# Written instruction:
Leave out the pictures and copy every record exactly.

# Excerpted records:

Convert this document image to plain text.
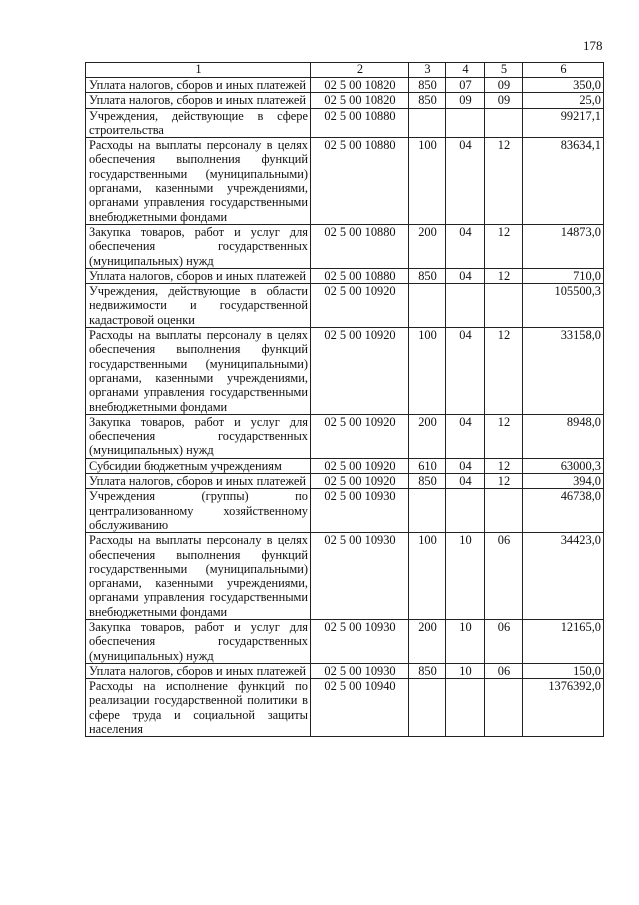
178
1	2	3	4	5	6
Уплата налогов, сборов и иных платежей	02 5 00 10820	850	07	09	350,0
Уплата налогов, сборов и иных платежей	02 5 00 10820	850	09	09	25,0
Учреждения, действующие в сфере строительства	02 5 00 10880				99217,1
Расходы на выплаты персоналу в целях обеспечения выполнения функций государственными (муниципальными) органами, казенными учреждениями, органами управления государственными внебюджетными фондами	02 5 00 10880	100	04	12	83634,1
Закупка товаров, работ и услуг для обеспечения государственных (муниципальных) нужд	02 5 00 10880	200	04	12	14873,0
Уплата налогов, сборов и иных платежей	02 5 00 10880	850	04	12	710,0
Учреждения, действующие в области недвижимости и государственной кадастровой оценки	02 5 00 10920				105500,3
Расходы на выплаты персоналу в целях обеспечения выполнения функций государственными (муниципальными) органами, казенными учреждениями, органами управления государственными внебюджетными фондами	02 5 00 10920	100	04	12	33158,0
Закупка товаров, работ и услуг для обеспечения государственных (муниципальных) нужд	02 5 00 10920	200	04	12	8948,0
Субсидии бюджетным учреждениям	02 5 00 10920	610	04	12	63000,3
Уплата налогов, сборов и иных платежей	02 5 00 10920	850	04	12	394,0
Учреждения (группы) по централизованному хозяйственному обслуживанию	02 5 00 10930				46738,0
Расходы на выплаты персоналу в целях обеспечения выполнения функций государственными (муниципальными) органами, казенными учреждениями, органами управления государственными внебюджетными фондами	02 5 00 10930	100	10	06	34423,0
Закупка товаров, работ и услуг для обеспечения государственных (муниципальных) нужд	02 5 00 10930	200	10	06	12165,0
Уплата налогов, сборов и иных платежей	02 5 00 10930	850	10	06	150,0
Расходы на исполнение функций по реализации государственной политики в сфере труда и социальной защиты населения	02 5 00 10940				1376392,0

# Exercise solution:
Convert this document image to plain text.
178
1	2	3	4	5	6
Уплата налогов, сборов и иных платежей	02 5 00 10820	850	07	09	350,0
Уплата налогов, сборов и иных платежей	02 5 00 10820	850	09	09	25,0
Учреждения, действующие в сфере строительства	02 5 00 10880				99217,1
Расходы на выплаты персоналу в целях обеспечения выполнения функций государственными (муниципальными) органами, казенными учреждениями, органами управления государственными внебюджетными фондами	02 5 00 10880	100	04	12	83634,1
Закупка товаров, работ и услуг для обеспечения государственных (муниципальных) нужд	02 5 00 10880	200	04	12	14873,0
Уплата налогов, сборов и иных платежей	02 5 00 10880	850	04	12	710,0
Учреждения, действующие в области недвижимости и государственной кадастровой оценки	02 5 00 10920				105500,3
Расходы на выплаты персоналу в целях обеспечения выполнения функций государственными (муниципальными) органами, казенными учреждениями, органами управления государственными внебюджетными фондами	02 5 00 10920	100	04	12	33158,0
Закупка товаров, работ и услуг для обеспечения государственных (муниципальных) нужд	02 5 00 10920	200	04	12	8948,0
Субсидии бюджетным учреждениям	02 5 00 10920	610	04	12	63000,3
Уплата налогов, сборов и иных платежей	02 5 00 10920	850	04	12	394,0
Учреждения (группы) по централизованному хозяйственному обслуживанию	02 5 00 10930				46738,0
Расходы на выплаты персоналу в целях обеспечения выполнения функций государственными (муниципальными) органами, казенными учреждениями, органами управления государственными внебюджетными фондами	02 5 00 10930	100	10	06	34423,0
Закупка товаров, работ и услуг для обеспечения государственных (муниципальных) нужд	02 5 00 10930	200	10	06	12165,0
Уплата налогов, сборов и иных платежей	02 5 00 10930	850	10	06	150,0
Расходы на исполнение функций по реализации государственной политики в сфере труда и социальной защиты населения	02 5 00 10940				1376392,0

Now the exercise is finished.